Exercise:
Write down each entry again, exactly as it reads.

+--

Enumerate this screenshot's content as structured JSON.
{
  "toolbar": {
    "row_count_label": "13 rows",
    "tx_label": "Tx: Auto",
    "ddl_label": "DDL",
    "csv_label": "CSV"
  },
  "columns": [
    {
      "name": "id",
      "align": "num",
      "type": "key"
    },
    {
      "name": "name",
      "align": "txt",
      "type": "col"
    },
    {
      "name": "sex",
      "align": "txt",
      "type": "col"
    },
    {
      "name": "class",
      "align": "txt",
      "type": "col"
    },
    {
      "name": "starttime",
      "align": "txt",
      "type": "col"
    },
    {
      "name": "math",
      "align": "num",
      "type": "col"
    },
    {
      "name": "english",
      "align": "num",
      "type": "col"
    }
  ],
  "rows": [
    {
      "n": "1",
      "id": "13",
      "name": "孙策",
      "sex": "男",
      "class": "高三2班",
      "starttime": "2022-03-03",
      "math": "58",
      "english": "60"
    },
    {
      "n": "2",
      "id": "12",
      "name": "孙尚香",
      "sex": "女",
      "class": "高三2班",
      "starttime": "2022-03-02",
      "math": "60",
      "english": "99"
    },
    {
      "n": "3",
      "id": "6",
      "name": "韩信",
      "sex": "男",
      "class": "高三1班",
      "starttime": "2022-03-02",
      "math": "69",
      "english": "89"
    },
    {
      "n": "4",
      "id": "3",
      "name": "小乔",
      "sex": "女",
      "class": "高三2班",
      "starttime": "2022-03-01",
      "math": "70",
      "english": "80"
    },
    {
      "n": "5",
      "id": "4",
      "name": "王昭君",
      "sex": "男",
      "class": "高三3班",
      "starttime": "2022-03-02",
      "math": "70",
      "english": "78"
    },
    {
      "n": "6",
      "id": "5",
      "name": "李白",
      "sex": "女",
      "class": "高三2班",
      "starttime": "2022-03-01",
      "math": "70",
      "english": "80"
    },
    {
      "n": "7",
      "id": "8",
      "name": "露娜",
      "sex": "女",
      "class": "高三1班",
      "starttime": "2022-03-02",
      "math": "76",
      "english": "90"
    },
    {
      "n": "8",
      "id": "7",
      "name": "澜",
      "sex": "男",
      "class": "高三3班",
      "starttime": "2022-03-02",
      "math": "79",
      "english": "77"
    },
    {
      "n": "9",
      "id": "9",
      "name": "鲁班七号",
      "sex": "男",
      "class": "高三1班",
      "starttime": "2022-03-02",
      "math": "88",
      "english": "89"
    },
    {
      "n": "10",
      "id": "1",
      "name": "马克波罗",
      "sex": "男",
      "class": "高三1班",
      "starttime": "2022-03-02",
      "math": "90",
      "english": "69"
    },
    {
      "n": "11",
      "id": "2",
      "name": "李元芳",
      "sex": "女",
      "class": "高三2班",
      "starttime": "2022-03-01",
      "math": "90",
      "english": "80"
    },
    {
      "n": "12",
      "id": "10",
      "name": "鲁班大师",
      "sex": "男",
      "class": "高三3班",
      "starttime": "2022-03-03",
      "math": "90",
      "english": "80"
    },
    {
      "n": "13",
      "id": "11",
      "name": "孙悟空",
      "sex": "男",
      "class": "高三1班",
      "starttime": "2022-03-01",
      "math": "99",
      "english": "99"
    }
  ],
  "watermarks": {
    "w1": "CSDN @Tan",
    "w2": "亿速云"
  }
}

+--

Correct response:
Enumerate this screenshot's content as structured JSON.
{
  "toolbar": {
    "row_count_label": "13 rows",
    "tx_label": "Tx: Auto",
    "ddl_label": "DDL",
    "csv_label": "CSV"
  },
  "columns": [
    {
      "name": "id",
      "align": "num",
      "type": "key"
    },
    {
      "name": "name",
      "align": "txt",
      "type": "col"
    },
    {
      "name": "sex",
      "align": "txt",
      "type": "col"
    },
    {
      "name": "class",
      "align": "txt",
      "type": "col"
    },
    {
      "name": "starttime",
      "align": "txt",
      "type": "col"
    },
    {
      "name": "math",
      "align": "num",
      "type": "col"
    },
    {
      "name": "english",
      "align": "num",
      "type": "col"
    }
  ],
  "rows": [
    {
      "n": "1",
      "id": "13",
      "name": "孙策",
      "sex": "男",
      "class": "高三2班",
      "starttime": "2022-03-03",
      "math": "58",
      "english": "60"
    },
    {
      "n": "2",
      "id": "12",
      "name": "孙尚香",
      "sex": "女",
      "class": "高三2班",
      "starttime": "2022-03-02",
      "math": "60",
      "english": "99"
    },
    {
      "n": "3",
      "id": "6",
      "name": "韩信",
      "sex": "男",
      "class": "高三1班",
      "starttime": "2022-03-02",
      "math": "69",
      "english": "89"
    },
    {
      "n": "4",
      "id": "3",
      "name": "小乔",
      "sex": "女",
      "class": "高三2班",
      "starttime": "2022-03-01",
      "math": "70",
      "english": "80"
    },
    {
      "n": "5",
      "id": "4",
      "name": "王昭君",
      "sex": "男",
      "class": "高三3班",
      "starttime": "2022-03-02",
      "math": "70",
      "english": "78"
    },
    {
      "n": "6",
      "id": "5",
      "name": "李白",
      "sex": "女",
      "class": "高三2班",
      "starttime": "2022-03-01",
      "math": "70",
      "english": "80"
    },
    {
      "n": "7",
      "id": "8",
      "name": "露娜",
      "sex": "女",
      "class": "高三1班",
      "starttime": "2022-03-02",
      "math": "76",
      "english": "90"
    },
    {
      "n": "8",
      "id": "7",
      "name": "澜",
      "sex": "男",
      "class": "高三3班",
      "starttime": "2022-03-02",
      "math": "79",
      "english": "77"
    },
    {
      "n": "9",
      "id": "9",
      "name": "鲁班七号",
      "sex": "男",
      "class": "高三1班",
      "starttime": "2022-03-02",
      "math": "88",
      "english": "89"
    },
    {
      "n": "10",
      "id": "1",
      "name": "马克波罗",
      "sex": "男",
      "class": "高三1班",
      "starttime": "2022-03-02",
      "math": "90",
      "english": "69"
    },
    {
      "n": "11",
      "id": "2",
      "name": "李元芳",
      "sex": "女",
      "class": "高三2班",
      "starttime": "2022-03-01",
      "math": "90",
      "english": "80"
    },
    {
      "n": "12",
      "id": "10",
      "name": "鲁班大师",
      "sex": "男",
      "class": "高三3班",
      "starttime": "2022-03-03",
      "math": "90",
      "english": "80"
    },
    {
      "n": "13",
      "id": "11",
      "name": "孙悟空",
      "sex": "男",
      "class": "高三1班",
      "starttime": "2022-03-01",
      "math": "99",
      "english": "99"
    }
  ],
  "watermarks": {
    "w1": "CSDN @Tan",
    "w2": "亿速云"
  }
}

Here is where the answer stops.